**DIRECTIONS:**
(a) Summarize the Beaune excerpt in two sentences.
(b) In the Beaune excerpt, when was Clos Vougeot castle founded, and by whom?
(c) Write a continuation of the Beaune excerpt, starting after its final sentence.

**DOCUMENT EXTRACT:**
════════════════
Modern conveniences like tasting rooms, boutiques, cafes and restaurants blend seamlessly into the picture-perfect, historic streetscape, making visitors feel like they’ve stumbled into some ancient village untouched by the hands of time.
From winemaking experiences to admiring architectural wonders, here’s what to do in Beaune, France.
Sample Beaune wine
Beaune is known as Burgundy’s wine capital, and more focused on wine production than tourism despite being a popular spot for day trippers from Paris. The Beaune wine region is one of the oldest wine regions in France, and considered to be among the finest in Burgundy.
There a number of vineyards nearby, and the town hosts an annual wine auction which draws international buyers.
Held during the third weekend of November, Christie’s organizes the event which sees top wines from area estates up for grabs, with proceeds going to heritage conservation and hospital upgrading.
There are tasting rooms right in town, including the 15th-century cellars of the Maison Champy which is the oldest wine company in Burgundy (dating back to 1720) and can be visited during this guided walking tour.
Another great option is this full day tour which starts at one of the Beaune wineries, continues with a walking tour of the town, then heads out to two other wineries in Burgundy including Clos Vougeot castle which was founded in 1098 by monks.
Book a Beaune wine tasting tour with GetYourGuide:
Another fun way to explore is by e-biking through the vineyards in the surrounding countryside, stopping to visit the castle, sample local wines and dine on a traditional Burgundian lunch.
════════════════
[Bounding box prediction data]
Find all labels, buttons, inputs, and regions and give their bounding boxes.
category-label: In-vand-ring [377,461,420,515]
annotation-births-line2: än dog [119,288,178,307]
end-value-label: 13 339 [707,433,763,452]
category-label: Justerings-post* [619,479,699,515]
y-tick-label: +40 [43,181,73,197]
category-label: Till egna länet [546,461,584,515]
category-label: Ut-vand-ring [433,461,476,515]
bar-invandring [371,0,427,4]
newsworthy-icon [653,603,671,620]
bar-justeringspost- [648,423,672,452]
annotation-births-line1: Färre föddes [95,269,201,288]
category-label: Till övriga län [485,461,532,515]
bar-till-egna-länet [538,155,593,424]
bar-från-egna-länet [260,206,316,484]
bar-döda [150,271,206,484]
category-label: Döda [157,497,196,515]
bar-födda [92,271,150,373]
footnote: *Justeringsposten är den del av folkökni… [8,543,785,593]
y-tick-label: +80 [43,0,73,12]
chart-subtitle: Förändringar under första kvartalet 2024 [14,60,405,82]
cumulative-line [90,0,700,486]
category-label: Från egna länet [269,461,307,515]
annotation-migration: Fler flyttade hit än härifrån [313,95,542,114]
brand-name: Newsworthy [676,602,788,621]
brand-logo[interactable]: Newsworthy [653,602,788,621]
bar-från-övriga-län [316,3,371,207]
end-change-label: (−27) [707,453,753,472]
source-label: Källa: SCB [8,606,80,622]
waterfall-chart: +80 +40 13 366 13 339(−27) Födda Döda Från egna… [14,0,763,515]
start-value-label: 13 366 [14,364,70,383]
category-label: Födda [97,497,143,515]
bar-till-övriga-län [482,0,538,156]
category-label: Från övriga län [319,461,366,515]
════════════════
**RESULTS:**
(a) Beaune, known as Burgundy's wine capital, blends tasting rooms, boutiques, cafes and restaurants into a historic streetscape and hosts an annual wine auction organized by Christie's in November. Visitors can taste wine in town, including in the 15th-century cellars of Maison Champy, or explore nearby vineyards and Clos Vougeot castle on tours or by e-bike.

(b) It was founded in 1098 by monks.

(c)
Things to do in Beaune’s city centre
Strolling along the ancient ramparts that envelop the city centre is a great way to get a different perspective of Beaune. Access is marked by the symbol of Amis des Remparts de Beaune.
If you haven’t gotten your wine fill yet, head to Musée du Vin dedicated to the history of winemaking in the area. The wine museum showcases of wines primarily from Burgundy and Champagne, and highlights the unique character of the Climats du vignoble de Bourgogne, a UNESCO World Heritage site.
The museum is open from April to November, every day except Tuesdays.
In the historic centre, intricate wrought-iron bars and colourful flower boxes decorate windows, while narrow, winding streets suddenly reveal treasures such as the towering Notre Dame church.
Collégiale Notre-Dame dates back to the 13th century, with Gothic additions, a Renaissance bell tower, a 12th century statue of the Black Madonna and a collection of 15th century Tournai tapestries.
The church is open May to October, every day except Saturday.
Notre Dame’s roof features a traditional characteristic of the region: polychrome roofs.
Multi-coloured glazed tiles adorn many of Beaune’s buildings, with their dazzling patterns meant to demonstrate wealth and opulence. And nowhere else does it better than the Hospices de Beaune.
Admire Hospices de Beaune (Hôtel-Dieu)
Established in 1443, the Hôtel-Dieu (as it’s also known) was built as a place for nuns to care for the ill who were too poor to pay for the care they desperately needed.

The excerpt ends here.